▸ **Input material**
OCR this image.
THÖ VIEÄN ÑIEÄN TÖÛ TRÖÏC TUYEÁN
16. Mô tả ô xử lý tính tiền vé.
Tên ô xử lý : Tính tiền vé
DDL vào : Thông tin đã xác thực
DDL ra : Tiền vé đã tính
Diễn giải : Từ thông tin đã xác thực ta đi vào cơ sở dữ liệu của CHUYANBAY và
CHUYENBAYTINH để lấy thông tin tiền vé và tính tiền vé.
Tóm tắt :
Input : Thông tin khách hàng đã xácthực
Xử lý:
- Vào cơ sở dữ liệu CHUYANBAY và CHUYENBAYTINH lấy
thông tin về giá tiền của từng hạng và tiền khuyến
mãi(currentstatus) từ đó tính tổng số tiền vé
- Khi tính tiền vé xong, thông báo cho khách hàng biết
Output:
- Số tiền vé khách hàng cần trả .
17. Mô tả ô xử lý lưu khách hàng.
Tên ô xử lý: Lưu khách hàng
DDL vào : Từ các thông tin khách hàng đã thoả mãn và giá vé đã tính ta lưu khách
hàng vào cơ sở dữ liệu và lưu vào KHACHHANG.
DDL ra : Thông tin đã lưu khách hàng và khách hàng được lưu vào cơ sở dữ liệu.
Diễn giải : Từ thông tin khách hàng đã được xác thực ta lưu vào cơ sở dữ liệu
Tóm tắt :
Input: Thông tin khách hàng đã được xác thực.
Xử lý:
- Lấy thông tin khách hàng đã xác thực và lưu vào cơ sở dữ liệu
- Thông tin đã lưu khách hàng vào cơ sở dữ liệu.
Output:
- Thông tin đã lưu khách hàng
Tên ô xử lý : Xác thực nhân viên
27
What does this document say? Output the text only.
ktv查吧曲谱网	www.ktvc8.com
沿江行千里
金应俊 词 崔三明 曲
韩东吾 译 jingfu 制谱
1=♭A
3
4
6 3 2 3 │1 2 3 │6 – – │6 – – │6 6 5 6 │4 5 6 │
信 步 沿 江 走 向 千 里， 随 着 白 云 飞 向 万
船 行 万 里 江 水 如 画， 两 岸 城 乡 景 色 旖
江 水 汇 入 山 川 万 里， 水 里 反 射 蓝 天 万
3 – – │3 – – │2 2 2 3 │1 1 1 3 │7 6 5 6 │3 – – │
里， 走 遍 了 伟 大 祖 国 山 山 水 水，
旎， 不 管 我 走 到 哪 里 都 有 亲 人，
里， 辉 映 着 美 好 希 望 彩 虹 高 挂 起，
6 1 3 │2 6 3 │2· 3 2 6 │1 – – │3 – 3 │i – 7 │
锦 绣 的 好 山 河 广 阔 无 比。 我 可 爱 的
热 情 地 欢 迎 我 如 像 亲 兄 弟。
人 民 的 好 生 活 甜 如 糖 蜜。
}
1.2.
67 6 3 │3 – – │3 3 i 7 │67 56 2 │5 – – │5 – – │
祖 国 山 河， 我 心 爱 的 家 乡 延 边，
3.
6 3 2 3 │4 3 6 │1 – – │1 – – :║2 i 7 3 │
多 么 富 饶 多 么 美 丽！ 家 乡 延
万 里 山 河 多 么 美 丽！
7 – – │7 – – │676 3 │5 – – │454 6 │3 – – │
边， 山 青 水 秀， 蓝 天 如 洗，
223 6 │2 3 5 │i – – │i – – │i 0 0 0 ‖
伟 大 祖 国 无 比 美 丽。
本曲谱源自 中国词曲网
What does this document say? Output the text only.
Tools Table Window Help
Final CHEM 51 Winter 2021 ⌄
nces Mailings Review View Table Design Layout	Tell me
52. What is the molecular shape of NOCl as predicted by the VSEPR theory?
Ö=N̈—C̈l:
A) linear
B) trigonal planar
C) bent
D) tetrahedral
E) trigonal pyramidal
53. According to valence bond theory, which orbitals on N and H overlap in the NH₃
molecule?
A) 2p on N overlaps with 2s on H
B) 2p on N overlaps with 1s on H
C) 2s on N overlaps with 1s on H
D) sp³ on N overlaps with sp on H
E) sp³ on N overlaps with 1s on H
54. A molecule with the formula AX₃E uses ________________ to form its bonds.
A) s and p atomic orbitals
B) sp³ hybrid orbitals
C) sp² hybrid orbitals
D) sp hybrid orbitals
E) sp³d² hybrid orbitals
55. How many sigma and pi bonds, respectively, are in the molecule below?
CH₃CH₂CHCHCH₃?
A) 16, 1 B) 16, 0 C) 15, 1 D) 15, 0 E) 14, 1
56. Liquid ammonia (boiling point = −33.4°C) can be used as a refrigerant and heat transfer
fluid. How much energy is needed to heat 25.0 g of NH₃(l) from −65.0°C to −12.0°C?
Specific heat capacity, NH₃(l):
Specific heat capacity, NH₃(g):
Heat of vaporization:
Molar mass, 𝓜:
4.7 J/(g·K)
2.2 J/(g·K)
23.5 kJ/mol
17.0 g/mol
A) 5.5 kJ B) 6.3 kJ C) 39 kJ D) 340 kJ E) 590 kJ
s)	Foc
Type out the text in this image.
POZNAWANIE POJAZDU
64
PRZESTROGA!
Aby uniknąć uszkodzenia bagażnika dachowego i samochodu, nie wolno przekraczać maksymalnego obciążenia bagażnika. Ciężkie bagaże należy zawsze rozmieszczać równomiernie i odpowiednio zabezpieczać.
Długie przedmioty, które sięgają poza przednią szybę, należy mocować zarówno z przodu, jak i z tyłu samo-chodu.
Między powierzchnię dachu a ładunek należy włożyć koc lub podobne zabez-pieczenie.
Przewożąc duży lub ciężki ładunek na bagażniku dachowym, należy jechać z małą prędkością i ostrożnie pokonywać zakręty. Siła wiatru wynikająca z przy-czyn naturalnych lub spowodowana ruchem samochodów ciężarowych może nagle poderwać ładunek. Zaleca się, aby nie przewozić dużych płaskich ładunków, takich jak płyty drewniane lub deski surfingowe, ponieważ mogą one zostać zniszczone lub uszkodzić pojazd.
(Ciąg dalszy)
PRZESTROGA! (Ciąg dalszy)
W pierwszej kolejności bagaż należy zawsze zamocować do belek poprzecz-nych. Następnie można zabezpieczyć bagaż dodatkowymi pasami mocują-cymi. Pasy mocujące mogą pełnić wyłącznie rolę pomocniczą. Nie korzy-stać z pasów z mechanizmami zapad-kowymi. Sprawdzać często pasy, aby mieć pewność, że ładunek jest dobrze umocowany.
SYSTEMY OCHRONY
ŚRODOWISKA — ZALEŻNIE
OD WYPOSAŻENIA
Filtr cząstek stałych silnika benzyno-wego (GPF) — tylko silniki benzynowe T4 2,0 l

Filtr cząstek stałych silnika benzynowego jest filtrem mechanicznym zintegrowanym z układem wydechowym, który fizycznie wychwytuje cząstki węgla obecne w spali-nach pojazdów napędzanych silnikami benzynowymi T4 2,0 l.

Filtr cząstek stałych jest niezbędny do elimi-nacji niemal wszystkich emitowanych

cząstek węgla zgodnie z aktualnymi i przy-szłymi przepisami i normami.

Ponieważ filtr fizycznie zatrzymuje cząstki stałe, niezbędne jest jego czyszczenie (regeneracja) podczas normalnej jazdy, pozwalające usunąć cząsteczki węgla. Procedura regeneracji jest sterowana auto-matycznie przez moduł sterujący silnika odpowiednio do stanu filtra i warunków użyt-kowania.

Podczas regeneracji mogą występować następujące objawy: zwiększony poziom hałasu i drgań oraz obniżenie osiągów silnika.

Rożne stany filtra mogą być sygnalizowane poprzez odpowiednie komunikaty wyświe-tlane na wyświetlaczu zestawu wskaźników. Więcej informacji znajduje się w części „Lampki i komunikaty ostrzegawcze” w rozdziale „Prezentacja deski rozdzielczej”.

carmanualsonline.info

▸ **Stated goal**
Retype the records in full. Keep every line identical to the original.

▸ **In response**
OCR this image.
THÖ VIEÄN ÑIEÄN TÖÛ TRÖÏC TUYEÁN
16. Mô tả ô xử lý tính tiền vé.
Tên ô xử lý : Tính tiền vé
DDL vào : Thông tin đã xác thực
DDL ra : Tiền vé đã tính
Diễn giải : Từ thông tin đã xác thực ta đi vào cơ sở dữ liệu của CHUYANBAY và
CHUYENBAYTINH để lấy thông tin tiền vé và tính tiền vé.
Tóm tắt :
Input : Thông tin khách hàng đã xácthực
Xử lý:
- Vào cơ sở dữ liệu CHUYANBAY và CHUYENBAYTINH lấy
thông tin về giá tiền của từng hạng và tiền khuyến
mãi(currentstatus) từ đó tính tổng số tiền vé
- Khi tính tiền vé xong, thông báo cho khách hàng biết
Output:
- Số tiền vé khách hàng cần trả .
17. Mô tả ô xử lý lưu khách hàng.
Tên ô xử lý: Lưu khách hàng
DDL vào : Từ các thông tin khách hàng đã thoả mãn và giá vé đã tính ta lưu khách
hàng vào cơ sở dữ liệu và lưu vào KHACHHANG.
DDL ra : Thông tin đã lưu khách hàng và khách hàng được lưu vào cơ sở dữ liệu.
Diễn giải : Từ thông tin khách hàng đã được xác thực ta lưu vào cơ sở dữ liệu
Tóm tắt :
Input: Thông tin khách hàng đã được xác thực.
Xử lý:
- Lấy thông tin khách hàng đã xác thực và lưu vào cơ sở dữ liệu
- Thông tin đã lưu khách hàng vào cơ sở dữ liệu.
Output:
- Thông tin đã lưu khách hàng
Tên ô xử lý : Xác thực nhân viên
27
What does this document say? Output the text only.
ktv查吧曲谱网	www.ktvc8.com
沿江行千里
金应俊 词 崔三明 曲
韩东吾 译 jingfu 制谱
1=♭A
3
4
6 3 2 3 │1 2 3 │6 – – │6 – – │6 6 5 6 │4 5 6 │
信 步 沿 江 走 向 千 里， 随 着 白 云 飞 向 万
船 行 万 里 江 水 如 画， 两 岸 城 乡 景 色 旖
江 水 汇 入 山 川 万 里， 水 里 反 射 蓝 天 万
3 – – │3 – – │2 2 2 3 │1 1 1 3 │7 6 5 6 │3 – – │
里， 走 遍 了 伟 大 祖 国 山 山 水 水，
旎， 不 管 我 走 到 哪 里 都 有 亲 人，
里， 辉 映 着 美 好 希 望 彩 虹 高 挂 起，
6 1 3 │2 6 3 │2· 3 2 6 │1 – – │3 – 3 │i – 7 │
锦 绣 的 好 山 河 广 阔 无 比。 我 可 爱 的
热 情 地 欢 迎 我 如 像 亲 兄 弟。
人 民 的 好 生 活 甜 如 糖 蜜。
}
1.2.
67 6 3 │3 – – │3 3 i 7 │67 56 2 │5 – – │5 – – │
祖 国 山 河， 我 心 爱 的 家 乡 延 边，
3.
6 3 2 3 │4 3 6 │1 – – │1 – – :║2 i 7 3 │
多 么 富 饶 多 么 美 丽！ 家 乡 延
万 里 山 河 多 么 美 丽！
7 – – │7 – – │676 3 │5 – – │454 6 │3 – – │
边， 山 青 水 秀， 蓝 天 如 洗，
223 6 │2 3 5 │i – – │i – – │i 0 0 0 ‖
伟 大 祖 国 无 比 美 丽。
本曲谱源自 中国词曲网
What does this document say? Output the text only.
Tools Table Window Help
Final CHEM 51 Winter 2021 ⌄
nces Mailings Review View Table Design Layout	Tell me
52. What is the molecular shape of NOCl as predicted by the VSEPR theory?
Ö=N̈—C̈l:
A) linear
B) trigonal planar
C) bent
D) tetrahedral
E) trigonal pyramidal
53. According to valence bond theory, which orbitals on N and H overlap in the NH₃
molecule?
A) 2p on N overlaps with 2s on H
B) 2p on N overlaps with 1s on H
C) 2s on N overlaps with 1s on H
D) sp³ on N overlaps with sp on H
E) sp³ on N overlaps with 1s on H
54. A molecule with the formula AX₃E uses ________________ to form its bonds.
A) s and p atomic orbitals
B) sp³ hybrid orbitals
C) sp² hybrid orbitals
D) sp hybrid orbitals
E) sp³d² hybrid orbitals
55. How many sigma and pi bonds, respectively, are in the molecule below?
CH₃CH₂CHCHCH₃?
A) 16, 1 B) 16, 0 C) 15, 1 D) 15, 0 E) 14, 1
56. Liquid ammonia (boiling point = −33.4°C) can be used as a refrigerant and heat transfer
fluid. How much energy is needed to heat 25.0 g of NH₃(l) from −65.0°C to −12.0°C?
Specific heat capacity, NH₃(l):
Specific heat capacity, NH₃(g):
Heat of vaporization:
Molar mass, 𝓜:
4.7 J/(g·K)
2.2 J/(g·K)
23.5 kJ/mol
17.0 g/mol
A) 5.5 kJ B) 6.3 kJ C) 39 kJ D) 340 kJ E) 590 kJ
s)	Foc
Type out the text in this image.
POZNAWANIE POJAZDU
64
PRZESTROGA!
Aby uniknąć uszkodzenia bagażnika dachowego i samochodu, nie wolno przekraczać maksymalnego obciążenia bagażnika. Ciężkie bagaże należy zawsze rozmieszczać równomiernie i odpowiednio zabezpieczać.
Długie przedmioty, które sięgają poza przednią szybę, należy mocować zarówno z przodu, jak i z tyłu samo-chodu.
Między powierzchnię dachu a ładunek należy włożyć koc lub podobne zabez-pieczenie.
Przewożąc duży lub ciężki ładunek na bagażniku dachowym, należy jechać z małą prędkością i ostrożnie pokonywać zakręty. Siła wiatru wynikająca z przy-czyn naturalnych lub spowodowana ruchem samochodów ciężarowych może nagle poderwać ładunek. Zaleca się, aby nie przewozić dużych płaskich ładunków, takich jak płyty drewniane lub deski surfingowe, ponieważ mogą one zostać zniszczone lub uszkodzić pojazd.
(Ciąg dalszy)
PRZESTROGA! (Ciąg dalszy)
W pierwszej kolejności bagaż należy zawsze zamocować do belek poprzecz-nych. Następnie można zabezpieczyć bagaż dodatkowymi pasami mocują-cymi. Pasy mocujące mogą pełnić wyłącznie rolę pomocniczą. Nie korzy-stać z pasów z mechanizmami zapad-kowymi. Sprawdzać często pasy, aby mieć pewność, że ładunek jest dobrze umocowany.
SYSTEMY OCHRONY
ŚRODOWISKA — ZALEŻNIE
OD WYPOSAŻENIA
Filtr cząstek stałych silnika benzyno-wego (GPF) — tylko silniki benzynowe T4 2,0 l

Filtr cząstek stałych silnika benzynowego jest filtrem mechanicznym zintegrowanym z układem wydechowym, który fizycznie wychwytuje cząstki węgla obecne w spali-nach pojazdów napędzanych silnikami benzynowymi T4 2,0 l.

Filtr cząstek stałych jest niezbędny do elimi-nacji niemal wszystkich emitowanych

cząstek węgla zgodnie z aktualnymi i przy-szłymi przepisami i normami.

Ponieważ filtr fizycznie zatrzymuje cząstki stałe, niezbędne jest jego czyszczenie (regeneracja) podczas normalnej jazdy, pozwalające usunąć cząsteczki węgla. Procedura regeneracji jest sterowana auto-matycznie przez moduł sterujący silnika odpowiednio do stanu filtra i warunków użyt-kowania.

Podczas regeneracji mogą występować następujące objawy: zwiększony poziom hałasu i drgań oraz obniżenie osiągów silnika.

Rożne stany filtra mogą być sygnalizowane poprzez odpowiednie komunikaty wyświe-tlane na wyświetlaczu zestawu wskaźników. Więcej informacji znajduje się w części „Lampki i komunikaty ostrzegawcze” w rozdziale „Prezentacja deski rozdzielczej”.

carmanualsonline.info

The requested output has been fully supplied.